(Dataset rows)
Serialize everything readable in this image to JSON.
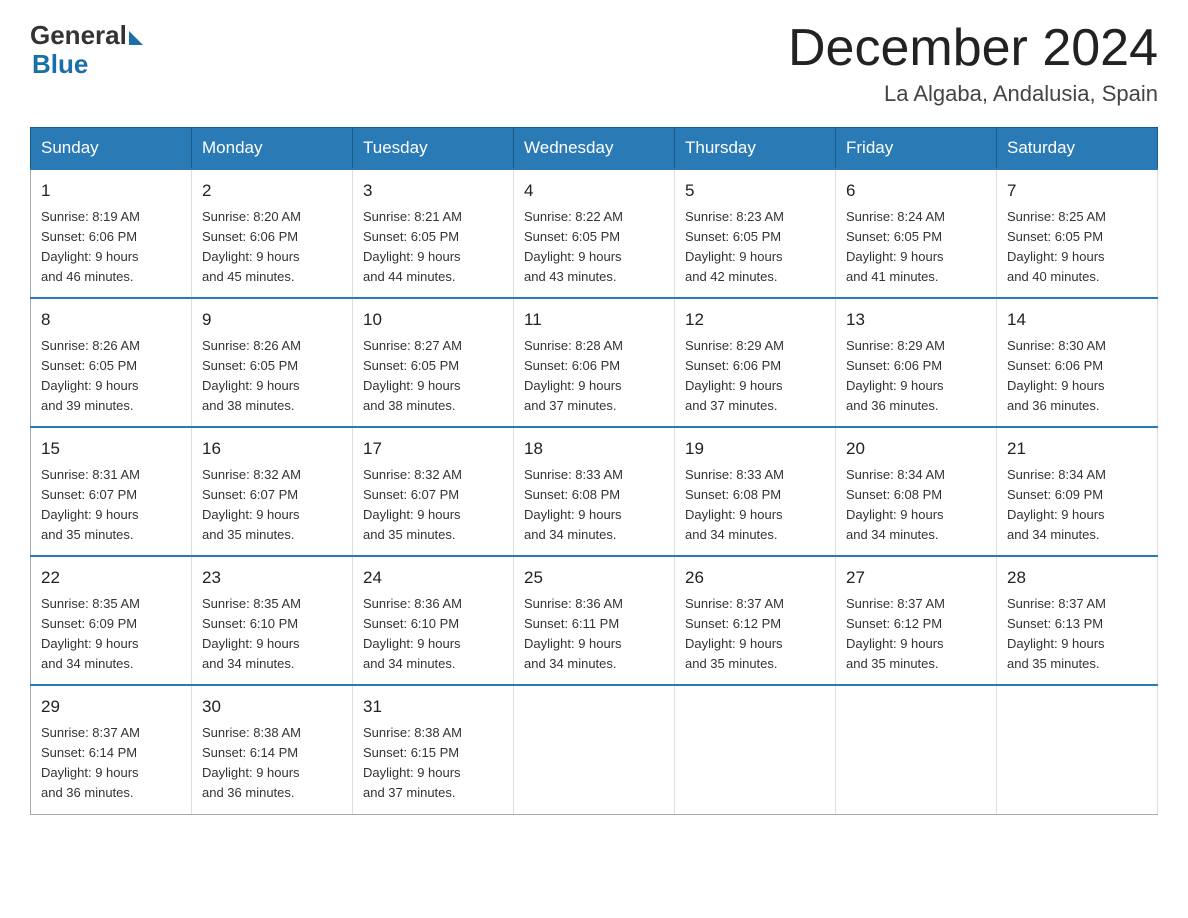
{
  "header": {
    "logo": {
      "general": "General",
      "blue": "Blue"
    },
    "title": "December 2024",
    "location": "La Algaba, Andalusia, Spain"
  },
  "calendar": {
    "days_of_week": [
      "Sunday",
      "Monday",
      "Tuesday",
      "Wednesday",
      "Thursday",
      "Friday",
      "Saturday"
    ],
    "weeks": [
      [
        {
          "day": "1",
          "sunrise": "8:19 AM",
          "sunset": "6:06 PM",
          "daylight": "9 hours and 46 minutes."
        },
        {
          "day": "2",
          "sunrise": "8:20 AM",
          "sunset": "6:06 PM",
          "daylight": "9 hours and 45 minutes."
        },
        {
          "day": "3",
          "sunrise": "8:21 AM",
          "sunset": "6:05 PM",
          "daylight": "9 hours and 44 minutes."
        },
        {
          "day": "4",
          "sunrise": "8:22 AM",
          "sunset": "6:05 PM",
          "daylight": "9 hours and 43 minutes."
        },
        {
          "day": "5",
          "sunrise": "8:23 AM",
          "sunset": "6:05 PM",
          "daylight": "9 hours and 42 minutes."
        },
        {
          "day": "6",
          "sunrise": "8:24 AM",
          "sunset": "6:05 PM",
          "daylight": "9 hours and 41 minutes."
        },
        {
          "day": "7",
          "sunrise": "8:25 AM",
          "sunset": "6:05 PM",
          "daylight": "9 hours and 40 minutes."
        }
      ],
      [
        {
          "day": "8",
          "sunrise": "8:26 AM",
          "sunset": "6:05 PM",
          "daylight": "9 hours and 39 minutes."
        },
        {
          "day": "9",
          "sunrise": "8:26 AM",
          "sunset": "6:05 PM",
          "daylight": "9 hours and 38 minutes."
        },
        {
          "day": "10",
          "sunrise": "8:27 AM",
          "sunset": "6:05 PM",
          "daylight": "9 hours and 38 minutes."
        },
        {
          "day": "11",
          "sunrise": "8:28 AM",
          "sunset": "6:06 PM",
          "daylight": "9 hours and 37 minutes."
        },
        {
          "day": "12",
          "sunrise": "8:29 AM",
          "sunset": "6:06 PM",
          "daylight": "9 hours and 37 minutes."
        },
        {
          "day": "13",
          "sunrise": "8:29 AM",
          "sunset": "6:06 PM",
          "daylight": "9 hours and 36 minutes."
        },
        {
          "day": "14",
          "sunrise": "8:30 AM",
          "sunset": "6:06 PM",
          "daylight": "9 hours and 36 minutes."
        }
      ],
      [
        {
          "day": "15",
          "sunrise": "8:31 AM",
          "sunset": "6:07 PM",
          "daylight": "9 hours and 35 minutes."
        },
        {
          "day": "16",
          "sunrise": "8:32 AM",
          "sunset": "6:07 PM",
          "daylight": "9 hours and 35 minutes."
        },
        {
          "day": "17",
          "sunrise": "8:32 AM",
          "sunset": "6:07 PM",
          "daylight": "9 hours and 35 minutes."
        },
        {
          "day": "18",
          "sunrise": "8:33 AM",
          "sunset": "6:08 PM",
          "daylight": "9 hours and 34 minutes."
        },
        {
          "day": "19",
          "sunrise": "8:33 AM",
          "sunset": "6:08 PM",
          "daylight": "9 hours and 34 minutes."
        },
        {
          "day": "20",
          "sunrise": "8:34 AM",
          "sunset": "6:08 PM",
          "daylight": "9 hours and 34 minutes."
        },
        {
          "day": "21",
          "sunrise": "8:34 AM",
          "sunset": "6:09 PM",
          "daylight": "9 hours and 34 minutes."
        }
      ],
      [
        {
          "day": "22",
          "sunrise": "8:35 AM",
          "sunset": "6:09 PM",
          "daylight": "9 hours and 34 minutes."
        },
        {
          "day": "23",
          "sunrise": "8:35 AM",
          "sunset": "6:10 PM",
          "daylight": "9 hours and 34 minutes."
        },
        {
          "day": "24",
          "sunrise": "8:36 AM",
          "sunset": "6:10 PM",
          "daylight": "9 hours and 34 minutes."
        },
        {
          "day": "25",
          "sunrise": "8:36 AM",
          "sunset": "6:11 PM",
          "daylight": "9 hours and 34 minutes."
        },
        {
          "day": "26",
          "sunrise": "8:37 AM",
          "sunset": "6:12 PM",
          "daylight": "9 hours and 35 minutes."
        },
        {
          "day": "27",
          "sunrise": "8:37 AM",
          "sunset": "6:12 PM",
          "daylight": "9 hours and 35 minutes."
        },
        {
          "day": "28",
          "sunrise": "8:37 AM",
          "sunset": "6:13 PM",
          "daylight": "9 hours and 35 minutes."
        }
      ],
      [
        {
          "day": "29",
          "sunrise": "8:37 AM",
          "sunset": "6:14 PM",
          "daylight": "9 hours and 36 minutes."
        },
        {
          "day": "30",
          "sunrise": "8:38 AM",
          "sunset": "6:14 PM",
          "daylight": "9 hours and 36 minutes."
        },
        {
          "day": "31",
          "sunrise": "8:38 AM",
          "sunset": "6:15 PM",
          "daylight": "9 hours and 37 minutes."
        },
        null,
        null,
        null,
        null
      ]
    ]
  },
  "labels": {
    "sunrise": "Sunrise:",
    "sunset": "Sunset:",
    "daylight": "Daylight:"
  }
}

...

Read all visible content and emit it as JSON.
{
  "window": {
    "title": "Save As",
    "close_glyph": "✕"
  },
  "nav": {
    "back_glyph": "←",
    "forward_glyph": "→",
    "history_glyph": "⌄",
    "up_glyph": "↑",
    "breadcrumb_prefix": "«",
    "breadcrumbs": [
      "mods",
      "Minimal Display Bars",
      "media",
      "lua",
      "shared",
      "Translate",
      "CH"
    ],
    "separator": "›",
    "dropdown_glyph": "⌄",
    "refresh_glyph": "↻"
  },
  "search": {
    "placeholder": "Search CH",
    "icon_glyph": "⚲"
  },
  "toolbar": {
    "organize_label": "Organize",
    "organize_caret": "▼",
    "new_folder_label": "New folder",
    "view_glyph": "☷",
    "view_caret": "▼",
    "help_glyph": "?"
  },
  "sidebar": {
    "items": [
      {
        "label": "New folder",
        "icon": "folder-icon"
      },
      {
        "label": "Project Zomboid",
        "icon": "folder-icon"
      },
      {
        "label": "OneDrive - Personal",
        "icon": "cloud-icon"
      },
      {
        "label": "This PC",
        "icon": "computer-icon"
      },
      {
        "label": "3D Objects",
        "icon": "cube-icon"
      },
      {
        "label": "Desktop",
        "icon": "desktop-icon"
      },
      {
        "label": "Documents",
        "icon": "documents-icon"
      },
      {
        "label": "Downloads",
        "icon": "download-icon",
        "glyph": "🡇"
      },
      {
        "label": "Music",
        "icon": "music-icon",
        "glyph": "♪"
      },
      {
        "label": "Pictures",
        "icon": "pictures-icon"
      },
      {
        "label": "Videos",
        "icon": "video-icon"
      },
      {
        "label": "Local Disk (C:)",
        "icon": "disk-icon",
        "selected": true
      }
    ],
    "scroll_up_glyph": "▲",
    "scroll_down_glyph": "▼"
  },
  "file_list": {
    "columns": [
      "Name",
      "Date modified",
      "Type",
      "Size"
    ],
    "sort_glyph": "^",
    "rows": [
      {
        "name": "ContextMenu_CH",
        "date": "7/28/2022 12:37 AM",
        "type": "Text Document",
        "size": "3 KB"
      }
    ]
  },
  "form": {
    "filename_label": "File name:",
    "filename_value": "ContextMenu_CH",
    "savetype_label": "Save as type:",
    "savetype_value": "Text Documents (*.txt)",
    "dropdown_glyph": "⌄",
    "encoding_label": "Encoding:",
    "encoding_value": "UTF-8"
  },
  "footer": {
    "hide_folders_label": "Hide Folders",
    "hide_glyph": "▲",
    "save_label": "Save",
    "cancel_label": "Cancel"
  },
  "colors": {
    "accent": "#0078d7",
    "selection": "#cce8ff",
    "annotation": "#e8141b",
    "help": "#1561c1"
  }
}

**Goal**
Select and copy every line of the listing with the word "JSON".

**Exercise result**
Serialize everything readable in this image to JSON.
Read all visible content and emit it as JSON.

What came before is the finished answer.